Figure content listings

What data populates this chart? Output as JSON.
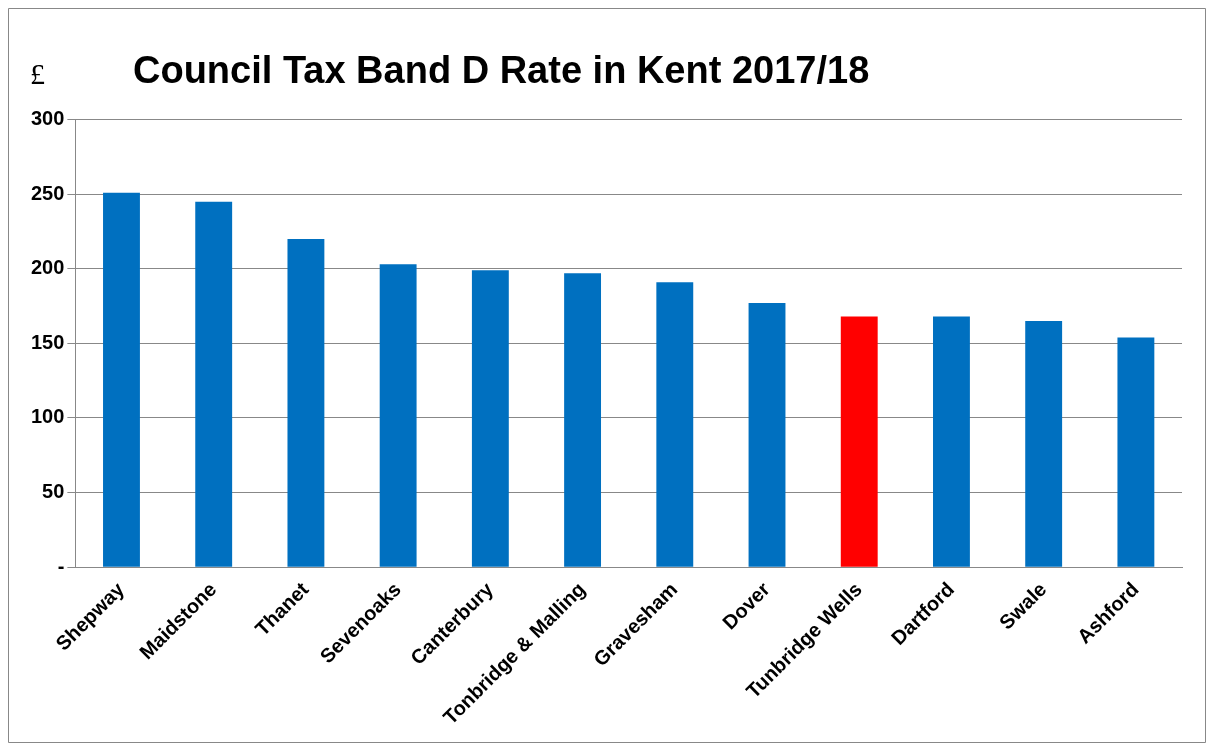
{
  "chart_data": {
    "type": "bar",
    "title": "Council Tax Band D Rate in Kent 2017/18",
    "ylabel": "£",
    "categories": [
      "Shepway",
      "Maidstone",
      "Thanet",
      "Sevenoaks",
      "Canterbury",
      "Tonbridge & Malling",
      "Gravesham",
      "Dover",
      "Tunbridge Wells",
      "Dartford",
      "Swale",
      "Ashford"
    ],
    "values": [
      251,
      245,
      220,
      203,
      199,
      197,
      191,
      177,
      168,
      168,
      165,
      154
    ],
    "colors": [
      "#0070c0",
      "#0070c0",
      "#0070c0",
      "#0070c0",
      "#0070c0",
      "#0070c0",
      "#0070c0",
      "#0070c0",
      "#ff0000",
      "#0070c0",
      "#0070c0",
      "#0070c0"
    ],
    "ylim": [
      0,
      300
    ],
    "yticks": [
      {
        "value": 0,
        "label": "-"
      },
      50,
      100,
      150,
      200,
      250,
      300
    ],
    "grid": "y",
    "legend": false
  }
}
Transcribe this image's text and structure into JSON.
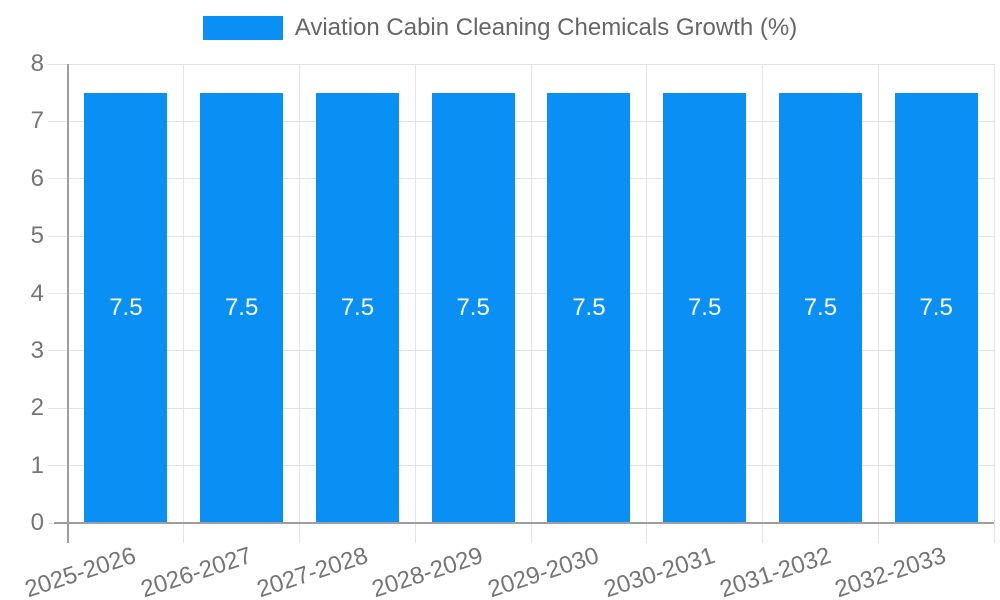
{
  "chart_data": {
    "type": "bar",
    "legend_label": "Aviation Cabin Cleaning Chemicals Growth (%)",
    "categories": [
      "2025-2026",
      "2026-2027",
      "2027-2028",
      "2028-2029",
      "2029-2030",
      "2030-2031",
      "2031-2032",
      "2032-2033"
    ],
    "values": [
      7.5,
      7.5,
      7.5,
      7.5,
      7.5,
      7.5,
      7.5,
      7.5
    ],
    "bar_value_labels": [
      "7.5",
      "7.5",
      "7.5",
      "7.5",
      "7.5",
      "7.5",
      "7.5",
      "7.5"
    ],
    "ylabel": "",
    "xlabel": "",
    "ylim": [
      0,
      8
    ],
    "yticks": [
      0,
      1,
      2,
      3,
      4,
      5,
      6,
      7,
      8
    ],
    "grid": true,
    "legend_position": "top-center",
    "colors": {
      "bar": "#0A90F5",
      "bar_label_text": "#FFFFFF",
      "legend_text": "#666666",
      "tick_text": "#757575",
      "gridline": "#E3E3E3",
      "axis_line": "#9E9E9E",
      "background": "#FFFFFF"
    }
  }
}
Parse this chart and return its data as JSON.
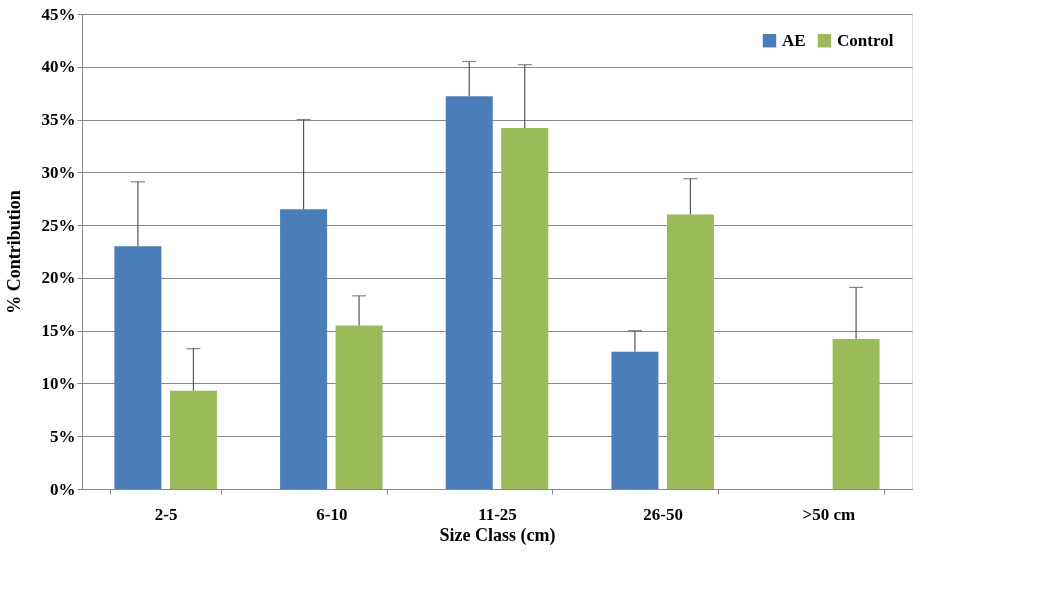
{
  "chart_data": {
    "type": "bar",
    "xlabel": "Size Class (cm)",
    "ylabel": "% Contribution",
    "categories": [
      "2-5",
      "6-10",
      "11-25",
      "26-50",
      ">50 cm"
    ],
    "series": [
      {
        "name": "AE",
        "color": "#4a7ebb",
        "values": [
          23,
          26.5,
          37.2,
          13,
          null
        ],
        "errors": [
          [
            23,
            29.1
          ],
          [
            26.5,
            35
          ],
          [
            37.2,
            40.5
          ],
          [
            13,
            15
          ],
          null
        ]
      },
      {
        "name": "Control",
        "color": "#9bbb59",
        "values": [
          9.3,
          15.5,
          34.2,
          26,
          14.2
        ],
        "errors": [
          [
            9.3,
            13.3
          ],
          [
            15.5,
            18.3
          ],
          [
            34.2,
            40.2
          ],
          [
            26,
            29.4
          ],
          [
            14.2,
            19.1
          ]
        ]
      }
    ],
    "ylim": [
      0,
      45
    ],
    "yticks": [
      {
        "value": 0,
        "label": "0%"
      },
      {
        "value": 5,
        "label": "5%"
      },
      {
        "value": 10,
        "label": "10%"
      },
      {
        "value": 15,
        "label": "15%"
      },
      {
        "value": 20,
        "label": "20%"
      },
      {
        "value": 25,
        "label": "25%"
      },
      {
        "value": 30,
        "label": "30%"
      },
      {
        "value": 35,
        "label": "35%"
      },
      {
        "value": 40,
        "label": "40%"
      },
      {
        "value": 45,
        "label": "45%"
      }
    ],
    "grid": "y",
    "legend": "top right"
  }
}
---
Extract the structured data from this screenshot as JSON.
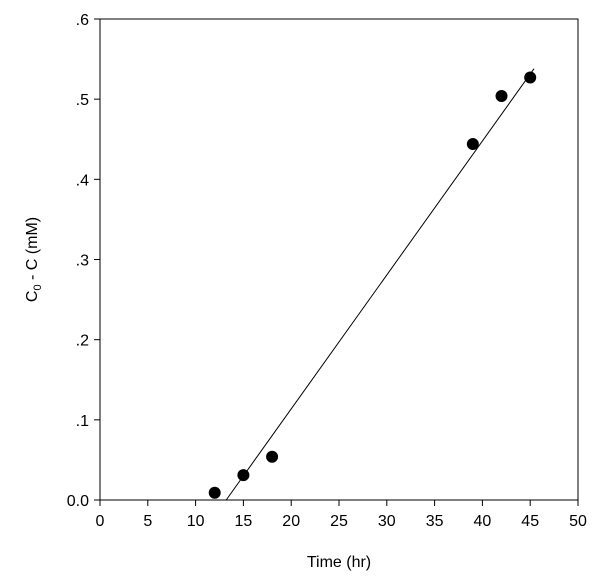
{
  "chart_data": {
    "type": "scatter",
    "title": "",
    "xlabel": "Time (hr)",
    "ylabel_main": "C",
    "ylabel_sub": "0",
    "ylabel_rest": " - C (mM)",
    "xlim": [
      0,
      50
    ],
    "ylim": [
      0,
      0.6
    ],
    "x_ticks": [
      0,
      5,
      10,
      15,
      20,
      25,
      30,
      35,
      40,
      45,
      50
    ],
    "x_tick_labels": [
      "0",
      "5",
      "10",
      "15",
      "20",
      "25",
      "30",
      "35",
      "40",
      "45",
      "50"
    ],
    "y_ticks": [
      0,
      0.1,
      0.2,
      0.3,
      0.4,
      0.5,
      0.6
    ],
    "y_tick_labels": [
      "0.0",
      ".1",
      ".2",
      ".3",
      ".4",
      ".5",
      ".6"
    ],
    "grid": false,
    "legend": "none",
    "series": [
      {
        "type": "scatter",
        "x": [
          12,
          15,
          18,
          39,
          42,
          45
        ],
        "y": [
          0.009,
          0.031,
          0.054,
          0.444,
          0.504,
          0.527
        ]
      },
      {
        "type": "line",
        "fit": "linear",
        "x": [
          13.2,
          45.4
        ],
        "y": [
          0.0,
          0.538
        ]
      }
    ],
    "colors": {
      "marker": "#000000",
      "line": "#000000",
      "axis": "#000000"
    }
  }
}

- EXERCISE DESCRIPTION -
Calculate how many lines of the material include the string "this", and state that number by itself.

- THE OUTPUT -
4